BRIEF ::
Your task is to repeat the listing exactly.

SUPPLIED MATERIAL ::

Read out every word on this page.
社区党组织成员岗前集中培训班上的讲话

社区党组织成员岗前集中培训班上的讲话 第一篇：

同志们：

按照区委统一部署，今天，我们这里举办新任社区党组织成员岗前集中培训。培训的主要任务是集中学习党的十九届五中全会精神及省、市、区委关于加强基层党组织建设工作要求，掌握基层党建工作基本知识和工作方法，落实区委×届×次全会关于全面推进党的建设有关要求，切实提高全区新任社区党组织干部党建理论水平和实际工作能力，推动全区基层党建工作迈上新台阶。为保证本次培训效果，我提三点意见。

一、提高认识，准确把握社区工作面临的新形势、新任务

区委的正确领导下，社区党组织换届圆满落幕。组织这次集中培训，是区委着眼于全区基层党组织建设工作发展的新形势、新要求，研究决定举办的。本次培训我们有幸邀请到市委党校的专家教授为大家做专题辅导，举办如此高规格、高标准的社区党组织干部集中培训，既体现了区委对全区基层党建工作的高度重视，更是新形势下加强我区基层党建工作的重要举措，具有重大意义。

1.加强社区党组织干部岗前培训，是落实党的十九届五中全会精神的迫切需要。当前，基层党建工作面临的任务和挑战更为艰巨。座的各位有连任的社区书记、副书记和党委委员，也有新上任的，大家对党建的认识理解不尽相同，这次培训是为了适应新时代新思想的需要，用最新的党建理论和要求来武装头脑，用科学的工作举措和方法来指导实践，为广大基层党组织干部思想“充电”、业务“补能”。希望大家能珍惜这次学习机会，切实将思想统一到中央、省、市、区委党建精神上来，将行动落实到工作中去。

TASK SOLUTION ::
Read out every word on this page.
社区党组织成员岗前集中培训班上的讲话

社区党组织成员岗前集中培训班上的讲话 第一篇：

同志们：

按照区委统一部署，今天，我们这里举办新任社区党组织成员岗前集中培训。培训的主要任务是集中学习党的十九届五中全会精神及省、市、区委关于加强基层党组织建设工作要求，掌握基层党建工作基本知识和工作方法，落实区委×届×次全会关于全面推进党的建设有关要求，切实提高全区新任社区党组织干部党建理论水平和实际工作能力，推动全区基层党建工作迈上新台阶。为保证本次培训效果，我提三点意见。

一、提高认识，准确把握社区工作面临的新形势、新任务

区委的正确领导下，社区党组织换届圆满落幕。组织这次集中培训，是区委着眼于全区基层党组织建设工作发展的新形势、新要求，研究决定举办的。本次培训我们有幸邀请到市委党校的专家教授为大家做专题辅导，举办如此高规格、高标准的社区党组织干部集中培训，既体现了区委对全区基层党建工作的高度重视，更是新形势下加强我区基层党建工作的重要举措，具有重大意义。

1.加强社区党组织干部岗前培训，是落实党的十九届五中全会精神的迫切需要。当前，基层党建工作面临的任务和挑战更为艰巨。座的各位有连任的社区书记、副书记和党委委员，也有新上任的，大家对党建的认识理解不尽相同，这次培训是为了适应新时代新思想的需要，用最新的党建理论和要求来武装头脑，用科学的工作举措和方法来指导实践，为广大基层党组织干部思想“充电”、业务“补能”。希望大家能珍惜这次学习机会，切实将思想统一到中央、省、市、区委党建精神上来，将行动落实到工作中去。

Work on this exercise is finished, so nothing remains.